▶ What is required
Quote all lines below exactly. Images stay out.

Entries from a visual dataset
◇ ◇ ◇ ◇ ◇
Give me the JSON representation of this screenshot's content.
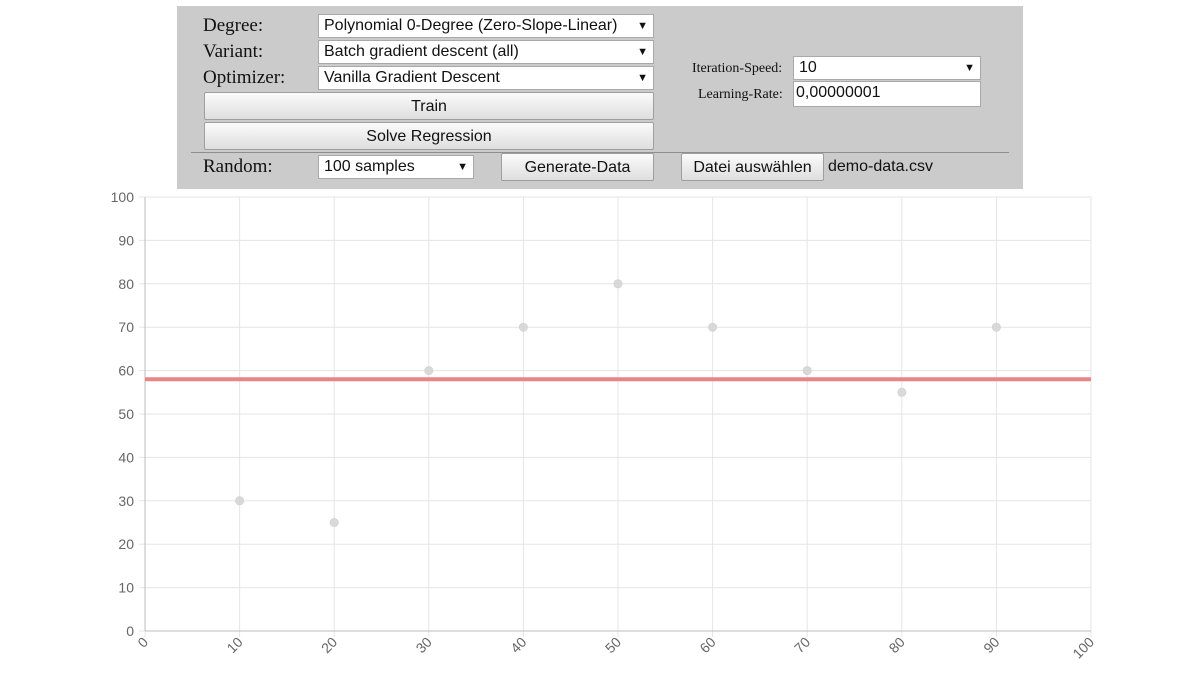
{
  "controls": {
    "degree": {
      "label": "Degree:",
      "value": "Polynomial 0-Degree (Zero-Slope-Linear)"
    },
    "variant": {
      "label": "Variant:",
      "value": "Batch gradient descent (all)"
    },
    "optimizer": {
      "label": "Optimizer:",
      "value": "Vanilla Gradient Descent"
    },
    "train_label": "Train",
    "solve_label": "Solve Regression",
    "iteration_speed": {
      "label": "Iteration-Speed:",
      "value": "10"
    },
    "learning_rate": {
      "label": "Learning-Rate:",
      "value": "0,00000001"
    },
    "random": {
      "label": "Random:",
      "value": "100 samples"
    },
    "generate_label": "Generate-Data",
    "file_button_label": "Datei auswählen",
    "file_name": "demo-data.csv"
  },
  "icons": {
    "dropdown": "chevron-down-icon"
  },
  "colors": {
    "panel_bg": "#cbcbcb",
    "point_color": "#d3d3d3",
    "regression_line": "#e88585",
    "grid": "#e5e5e5",
    "axis": "#bdbdbd"
  },
  "chart_data": {
    "type": "scatter",
    "xlim": [
      0,
      100
    ],
    "ylim": [
      0,
      100
    ],
    "x_ticks": [
      0,
      10,
      20,
      30,
      40,
      50,
      60,
      70,
      80,
      90,
      100
    ],
    "y_ticks": [
      0,
      10,
      20,
      30,
      40,
      50,
      60,
      70,
      80,
      90,
      100
    ],
    "grid": true,
    "points": [
      {
        "x": 10,
        "y": 30
      },
      {
        "x": 20,
        "y": 25
      },
      {
        "x": 30,
        "y": 60
      },
      {
        "x": 40,
        "y": 70
      },
      {
        "x": 50,
        "y": 80
      },
      {
        "x": 60,
        "y": 70
      },
      {
        "x": 70,
        "y": 60
      },
      {
        "x": 80,
        "y": 55
      },
      {
        "x": 90,
        "y": 70
      }
    ],
    "regression_line": {
      "degree": 0,
      "y": 58
    }
  }
}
◇ ◇ ◇ ◇ ◇
▶ Solution to this exercise
Give me the JSON representation of this screenshot's content.
{
  "controls": {
    "degree": {
      "label": "Degree:",
      "value": "Polynomial 0-Degree (Zero-Slope-Linear)"
    },
    "variant": {
      "label": "Variant:",
      "value": "Batch gradient descent (all)"
    },
    "optimizer": {
      "label": "Optimizer:",
      "value": "Vanilla Gradient Descent"
    },
    "train_label": "Train",
    "solve_label": "Solve Regression",
    "iteration_speed": {
      "label": "Iteration-Speed:",
      "value": "10"
    },
    "learning_rate": {
      "label": "Learning-Rate:",
      "value": "0,00000001"
    },
    "random": {
      "label": "Random:",
      "value": "100 samples"
    },
    "generate_label": "Generate-Data",
    "file_button_label": "Datei auswählen",
    "file_name": "demo-data.csv"
  },
  "icons": {
    "dropdown": "chevron-down-icon"
  },
  "colors": {
    "panel_bg": "#cbcbcb",
    "point_color": "#d3d3d3",
    "regression_line": "#e88585",
    "grid": "#e5e5e5",
    "axis": "#bdbdbd"
  },
  "chart_data": {
    "type": "scatter",
    "xlim": [
      0,
      100
    ],
    "ylim": [
      0,
      100
    ],
    "x_ticks": [
      0,
      10,
      20,
      30,
      40,
      50,
      60,
      70,
      80,
      90,
      100
    ],
    "y_ticks": [
      0,
      10,
      20,
      30,
      40,
      50,
      60,
      70,
      80,
      90,
      100
    ],
    "grid": true,
    "points": [
      {
        "x": 10,
        "y": 30
      },
      {
        "x": 20,
        "y": 25
      },
      {
        "x": 30,
        "y": 60
      },
      {
        "x": 40,
        "y": 70
      },
      {
        "x": 50,
        "y": 80
      },
      {
        "x": 60,
        "y": 70
      },
      {
        "x": 70,
        "y": 60
      },
      {
        "x": 80,
        "y": 55
      },
      {
        "x": 90,
        "y": 70
      }
    ],
    "regression_line": {
      "degree": 0,
      "y": 58
    }
  }
}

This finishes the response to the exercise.